• [Task to complete]
Pull every "dopravy" line out of the data below.

• [Records for this task]
--------
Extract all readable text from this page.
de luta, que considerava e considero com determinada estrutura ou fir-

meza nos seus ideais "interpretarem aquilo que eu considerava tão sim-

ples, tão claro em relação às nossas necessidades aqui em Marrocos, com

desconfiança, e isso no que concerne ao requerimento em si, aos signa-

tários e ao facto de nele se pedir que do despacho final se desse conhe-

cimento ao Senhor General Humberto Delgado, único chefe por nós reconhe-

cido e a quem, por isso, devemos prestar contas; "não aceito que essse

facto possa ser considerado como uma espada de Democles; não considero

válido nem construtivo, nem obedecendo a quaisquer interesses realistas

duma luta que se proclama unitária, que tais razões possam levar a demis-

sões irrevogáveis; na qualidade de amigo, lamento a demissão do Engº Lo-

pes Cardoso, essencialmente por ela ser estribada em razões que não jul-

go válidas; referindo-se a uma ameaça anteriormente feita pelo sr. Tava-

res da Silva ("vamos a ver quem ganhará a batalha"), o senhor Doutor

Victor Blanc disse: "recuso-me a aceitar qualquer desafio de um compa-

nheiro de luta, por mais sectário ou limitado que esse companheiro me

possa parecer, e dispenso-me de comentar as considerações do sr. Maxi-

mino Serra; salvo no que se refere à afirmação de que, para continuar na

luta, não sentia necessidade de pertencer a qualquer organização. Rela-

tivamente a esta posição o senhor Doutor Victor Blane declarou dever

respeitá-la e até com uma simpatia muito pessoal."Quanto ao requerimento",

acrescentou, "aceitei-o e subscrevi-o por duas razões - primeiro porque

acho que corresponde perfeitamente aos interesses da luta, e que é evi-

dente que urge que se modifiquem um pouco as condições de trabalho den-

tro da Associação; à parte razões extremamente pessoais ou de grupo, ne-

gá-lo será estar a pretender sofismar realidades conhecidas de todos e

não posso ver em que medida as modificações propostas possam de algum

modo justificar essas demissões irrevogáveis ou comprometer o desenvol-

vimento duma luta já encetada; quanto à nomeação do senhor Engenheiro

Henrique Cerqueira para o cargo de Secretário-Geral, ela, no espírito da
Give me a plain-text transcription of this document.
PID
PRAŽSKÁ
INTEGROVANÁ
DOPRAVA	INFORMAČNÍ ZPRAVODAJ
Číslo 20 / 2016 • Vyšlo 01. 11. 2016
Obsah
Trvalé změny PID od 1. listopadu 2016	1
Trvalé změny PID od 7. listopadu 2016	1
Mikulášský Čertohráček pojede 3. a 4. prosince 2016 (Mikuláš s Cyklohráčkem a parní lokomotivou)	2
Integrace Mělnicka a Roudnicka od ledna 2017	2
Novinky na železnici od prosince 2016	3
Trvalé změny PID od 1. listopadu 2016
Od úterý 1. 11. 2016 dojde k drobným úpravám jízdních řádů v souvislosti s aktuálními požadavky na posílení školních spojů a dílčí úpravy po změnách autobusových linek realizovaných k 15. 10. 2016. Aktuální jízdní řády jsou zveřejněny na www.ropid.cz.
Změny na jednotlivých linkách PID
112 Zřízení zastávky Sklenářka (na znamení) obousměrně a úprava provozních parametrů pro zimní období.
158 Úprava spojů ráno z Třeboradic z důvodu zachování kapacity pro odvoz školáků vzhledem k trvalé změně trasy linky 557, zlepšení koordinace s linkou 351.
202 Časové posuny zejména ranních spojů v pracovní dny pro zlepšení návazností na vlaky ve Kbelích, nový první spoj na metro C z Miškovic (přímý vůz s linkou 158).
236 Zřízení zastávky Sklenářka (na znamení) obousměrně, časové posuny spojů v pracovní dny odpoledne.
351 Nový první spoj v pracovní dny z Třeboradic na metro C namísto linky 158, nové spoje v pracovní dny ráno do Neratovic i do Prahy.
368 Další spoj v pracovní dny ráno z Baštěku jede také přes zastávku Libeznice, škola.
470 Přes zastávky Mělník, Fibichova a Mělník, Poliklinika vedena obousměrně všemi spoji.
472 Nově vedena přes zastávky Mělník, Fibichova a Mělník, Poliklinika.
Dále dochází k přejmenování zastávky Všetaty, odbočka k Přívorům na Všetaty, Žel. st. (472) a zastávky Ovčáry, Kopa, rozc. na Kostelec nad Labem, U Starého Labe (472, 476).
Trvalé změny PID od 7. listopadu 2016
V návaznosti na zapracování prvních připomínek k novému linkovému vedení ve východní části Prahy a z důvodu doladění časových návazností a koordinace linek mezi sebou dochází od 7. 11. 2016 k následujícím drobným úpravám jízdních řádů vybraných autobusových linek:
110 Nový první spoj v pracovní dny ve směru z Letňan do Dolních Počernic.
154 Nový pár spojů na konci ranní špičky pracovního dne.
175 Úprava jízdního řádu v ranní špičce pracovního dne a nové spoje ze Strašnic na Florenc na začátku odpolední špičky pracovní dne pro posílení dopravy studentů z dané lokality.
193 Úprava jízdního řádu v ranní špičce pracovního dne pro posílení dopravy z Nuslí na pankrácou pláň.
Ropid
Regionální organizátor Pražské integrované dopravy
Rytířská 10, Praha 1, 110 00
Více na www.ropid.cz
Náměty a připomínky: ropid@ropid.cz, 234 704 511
--------
• [The answer]
175 Úprava jízdního řádu v ranní špičce pracovního dne a nové spoje ze Strašnic na Florenc na začátku odpolední špičky pracovní dne pro posílení dopravy studentů z dané lokality.
193 Úprava jízdního řádu v ranní špičce pracovního dne pro posílení dopravy z Nuslí na pankrácou pláň.
Regionální organizátor Pražské integrované dopravy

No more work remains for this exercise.